WHAT IS NEEDED. Extract the full set of records that follows, word for word.
-- Start --
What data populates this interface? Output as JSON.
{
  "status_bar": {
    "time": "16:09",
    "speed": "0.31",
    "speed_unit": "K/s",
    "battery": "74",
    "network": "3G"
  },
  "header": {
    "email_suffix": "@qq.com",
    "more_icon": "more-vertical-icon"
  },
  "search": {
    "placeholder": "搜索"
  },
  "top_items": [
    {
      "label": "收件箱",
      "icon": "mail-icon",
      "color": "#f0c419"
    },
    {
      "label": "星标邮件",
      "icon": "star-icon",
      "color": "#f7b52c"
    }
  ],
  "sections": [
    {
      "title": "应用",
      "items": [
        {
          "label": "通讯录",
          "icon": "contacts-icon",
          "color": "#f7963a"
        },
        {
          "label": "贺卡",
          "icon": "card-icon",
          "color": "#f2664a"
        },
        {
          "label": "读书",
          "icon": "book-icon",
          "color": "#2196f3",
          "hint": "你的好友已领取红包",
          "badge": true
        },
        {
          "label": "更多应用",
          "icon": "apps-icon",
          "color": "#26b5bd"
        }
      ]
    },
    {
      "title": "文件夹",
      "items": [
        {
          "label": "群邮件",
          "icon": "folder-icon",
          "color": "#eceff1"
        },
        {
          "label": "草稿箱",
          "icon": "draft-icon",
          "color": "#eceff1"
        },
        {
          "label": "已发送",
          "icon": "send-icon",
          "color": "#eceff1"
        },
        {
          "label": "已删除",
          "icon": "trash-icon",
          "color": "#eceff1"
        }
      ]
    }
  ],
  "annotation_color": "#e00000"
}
-- End --
WRITTEN SOLUTION.
What data populates this interface? Output as JSON.
{
  "status_bar": {
    "time": "16:09",
    "speed": "0.31",
    "speed_unit": "K/s",
    "battery": "74",
    "network": "3G"
  },
  "header": {
    "email_suffix": "@qq.com",
    "more_icon": "more-vertical-icon"
  },
  "search": {
    "placeholder": "搜索"
  },
  "top_items": [
    {
      "label": "收件箱",
      "icon": "mail-icon",
      "color": "#f0c419"
    },
    {
      "label": "星标邮件",
      "icon": "star-icon",
      "color": "#f7b52c"
    }
  ],
  "sections": [
    {
      "title": "应用",
      "items": [
        {
          "label": "通讯录",
          "icon": "contacts-icon",
          "color": "#f7963a"
        },
        {
          "label": "贺卡",
          "icon": "card-icon",
          "color": "#f2664a"
        },
        {
          "label": "读书",
          "icon": "book-icon",
          "color": "#2196f3",
          "hint": "你的好友已领取红包",
          "badge": true
        },
        {
          "label": "更多应用",
          "icon": "apps-icon",
          "color": "#26b5bd"
        }
      ]
    },
    {
      "title": "文件夹",
      "items": [
        {
          "label": "群邮件",
          "icon": "folder-icon",
          "color": "#eceff1"
        },
        {
          "label": "草稿箱",
          "icon": "draft-icon",
          "color": "#eceff1"
        },
        {
          "label": "已发送",
          "icon": "send-icon",
          "color": "#eceff1"
        },
        {
          "label": "已删除",
          "icon": "trash-icon",
          "color": "#eceff1"
        }
      ]
    }
  ],
  "annotation_color": "#e00000"
}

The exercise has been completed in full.